Show all lines holding "dostavili".

───── Material provided ─────

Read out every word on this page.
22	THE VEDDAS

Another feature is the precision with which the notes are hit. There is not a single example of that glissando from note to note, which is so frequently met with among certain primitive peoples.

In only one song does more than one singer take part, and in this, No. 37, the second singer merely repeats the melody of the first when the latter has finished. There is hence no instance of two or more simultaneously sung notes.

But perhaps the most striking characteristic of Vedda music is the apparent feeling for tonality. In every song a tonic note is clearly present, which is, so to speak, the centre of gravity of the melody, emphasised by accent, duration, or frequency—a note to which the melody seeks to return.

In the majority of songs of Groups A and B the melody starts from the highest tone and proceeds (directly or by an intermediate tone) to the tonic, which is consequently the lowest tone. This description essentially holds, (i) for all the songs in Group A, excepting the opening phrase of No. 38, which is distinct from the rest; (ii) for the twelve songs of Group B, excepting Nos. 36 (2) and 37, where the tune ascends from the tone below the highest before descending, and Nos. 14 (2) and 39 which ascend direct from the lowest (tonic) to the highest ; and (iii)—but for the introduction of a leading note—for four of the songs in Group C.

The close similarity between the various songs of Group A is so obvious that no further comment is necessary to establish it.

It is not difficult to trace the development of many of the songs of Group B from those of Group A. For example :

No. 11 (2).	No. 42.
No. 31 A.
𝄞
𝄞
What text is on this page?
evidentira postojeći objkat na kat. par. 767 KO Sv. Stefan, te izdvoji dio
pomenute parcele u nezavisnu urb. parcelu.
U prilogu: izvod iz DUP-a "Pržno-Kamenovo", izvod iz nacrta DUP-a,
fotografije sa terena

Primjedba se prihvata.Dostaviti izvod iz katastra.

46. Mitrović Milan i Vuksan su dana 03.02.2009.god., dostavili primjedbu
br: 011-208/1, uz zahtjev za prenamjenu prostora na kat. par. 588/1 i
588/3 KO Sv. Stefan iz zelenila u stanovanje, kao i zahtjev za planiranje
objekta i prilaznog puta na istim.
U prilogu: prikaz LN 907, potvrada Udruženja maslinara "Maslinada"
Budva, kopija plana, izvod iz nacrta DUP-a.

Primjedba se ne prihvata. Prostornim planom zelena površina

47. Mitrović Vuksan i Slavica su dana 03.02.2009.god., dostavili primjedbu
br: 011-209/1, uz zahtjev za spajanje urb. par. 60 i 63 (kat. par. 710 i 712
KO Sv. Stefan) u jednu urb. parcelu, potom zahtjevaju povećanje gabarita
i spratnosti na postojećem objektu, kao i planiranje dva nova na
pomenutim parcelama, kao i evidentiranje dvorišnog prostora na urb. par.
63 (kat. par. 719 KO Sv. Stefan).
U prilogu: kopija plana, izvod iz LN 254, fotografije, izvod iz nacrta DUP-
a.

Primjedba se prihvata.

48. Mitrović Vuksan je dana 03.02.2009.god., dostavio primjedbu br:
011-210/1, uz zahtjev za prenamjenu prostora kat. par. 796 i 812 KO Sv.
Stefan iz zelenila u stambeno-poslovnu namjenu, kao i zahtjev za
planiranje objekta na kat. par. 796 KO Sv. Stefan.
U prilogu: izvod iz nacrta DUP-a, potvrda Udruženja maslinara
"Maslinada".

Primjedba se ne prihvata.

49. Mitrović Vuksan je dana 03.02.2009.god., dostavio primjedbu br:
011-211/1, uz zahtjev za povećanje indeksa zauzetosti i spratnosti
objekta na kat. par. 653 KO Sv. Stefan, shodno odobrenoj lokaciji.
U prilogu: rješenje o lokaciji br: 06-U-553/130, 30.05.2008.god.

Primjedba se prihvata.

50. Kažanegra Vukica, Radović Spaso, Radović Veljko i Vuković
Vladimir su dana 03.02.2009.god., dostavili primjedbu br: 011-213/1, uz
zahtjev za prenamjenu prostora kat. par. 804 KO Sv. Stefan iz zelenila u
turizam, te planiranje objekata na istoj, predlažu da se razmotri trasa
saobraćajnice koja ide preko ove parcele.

─────

§ **Task result**:
46. Mitrović Milan i Vuksan su dana 03.02.2009.god., dostavili primjedbu
47. Mitrović Vuksan i Slavica su dana 03.02.2009.god., dostavili primjedbu
Vladimir su dana 03.02.2009.god., dostavili primjedbu br: 011-213/1, uz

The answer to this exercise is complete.